• [Written exercise] Please lay out the items as a Markdown table with the columns "No." and "Text", giving each line its own row number and skipping blank lines. Cover only the stretch from the first line of the items through the line containing "xtick-label-7: 0 <box>452 397 460 412</box>", with both of those lines included.

[Dataset entries]
## BEGIN

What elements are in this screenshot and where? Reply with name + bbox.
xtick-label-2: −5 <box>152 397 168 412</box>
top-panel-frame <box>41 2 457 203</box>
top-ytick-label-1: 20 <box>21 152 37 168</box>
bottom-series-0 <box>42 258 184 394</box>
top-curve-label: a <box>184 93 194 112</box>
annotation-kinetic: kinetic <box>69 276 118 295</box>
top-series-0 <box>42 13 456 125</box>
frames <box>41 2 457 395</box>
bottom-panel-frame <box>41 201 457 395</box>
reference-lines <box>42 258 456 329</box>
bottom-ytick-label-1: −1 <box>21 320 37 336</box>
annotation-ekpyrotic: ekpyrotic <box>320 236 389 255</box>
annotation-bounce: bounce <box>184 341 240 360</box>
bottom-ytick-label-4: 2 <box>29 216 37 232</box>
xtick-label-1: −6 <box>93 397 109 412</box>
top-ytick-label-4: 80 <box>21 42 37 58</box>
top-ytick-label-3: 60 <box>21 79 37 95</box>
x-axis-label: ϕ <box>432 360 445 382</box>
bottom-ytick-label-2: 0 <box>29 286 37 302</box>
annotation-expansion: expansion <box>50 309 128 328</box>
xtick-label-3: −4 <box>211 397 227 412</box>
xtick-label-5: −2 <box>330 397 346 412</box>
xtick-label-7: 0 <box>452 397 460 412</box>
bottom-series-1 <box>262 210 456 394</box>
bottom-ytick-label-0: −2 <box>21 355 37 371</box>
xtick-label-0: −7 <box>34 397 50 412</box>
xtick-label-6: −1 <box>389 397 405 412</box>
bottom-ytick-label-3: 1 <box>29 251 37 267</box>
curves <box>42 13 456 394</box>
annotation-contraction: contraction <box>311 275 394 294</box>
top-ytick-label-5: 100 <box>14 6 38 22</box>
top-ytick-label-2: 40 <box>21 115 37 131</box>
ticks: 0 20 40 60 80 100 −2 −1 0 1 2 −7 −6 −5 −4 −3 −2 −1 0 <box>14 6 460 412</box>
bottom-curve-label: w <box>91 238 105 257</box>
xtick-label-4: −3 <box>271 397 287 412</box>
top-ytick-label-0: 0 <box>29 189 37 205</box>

## END

• [Exercise response]
| No. | Text |
|---|---|
| 1 | What elements are in this screenshot and where? Reply with name + bbox. |
| 2 | xtick-label-2: −5 <box>152 397 168 412</box> |
| 3 | top-panel-frame <box>41 2 457 203</box> |
| 4 | top-ytick-label-1: 20 <box>21 152 37 168</box> |
| 5 | bottom-series-0 <box>42 258 184 394</box> |
| 6 | top-curve-label: a <box>184 93 194 112</box> |
| 7 | annotation-kinetic: kinetic <box>69 276 118 295</box> |
| 8 | top-series-0 <box>42 13 456 125</box> |
| 9 | frames <box>41 2 457 395</box> |
| 10 | bottom-panel-frame <box>41 201 457 395</box> |
| 11 | reference-lines <box>42 258 456 329</box> |
| 12 | bottom-ytick-label-1: −1 <box>21 320 37 336</box> |
| 13 | annotation-ekpyrotic: ekpyrotic <box>320 236 389 255</box> |
| 14 | annotation-bounce: bounce <box>184 341 240 360</box> |
| 15 | bottom-ytick-label-4: 2 <box>29 216 37 232</box> |
| 16 | xtick-label-1: −6 <box>93 397 109 412</box> |
| 17 | top-ytick-label-4: 80 <box>21 42 37 58</box> |
| 18 | top-ytick-label-3: 60 <box>21 79 37 95</box> |
| 19 | x-axis-label: ϕ <box>432 360 445 382</box> |
| 20 | bottom-ytick-label-2: 0 <box>29 286 37 302</box> |
| 21 | annotation-expansion: expansion <box>50 309 128 328</box> |
| 22 | xtick-label-3: −4 <box>211 397 227 412</box> |
| 23 | xtick-label-5: −2 <box>330 397 346 412</box> |
| 24 | xtick-label-7: 0 <box>452 397 460 412</box> |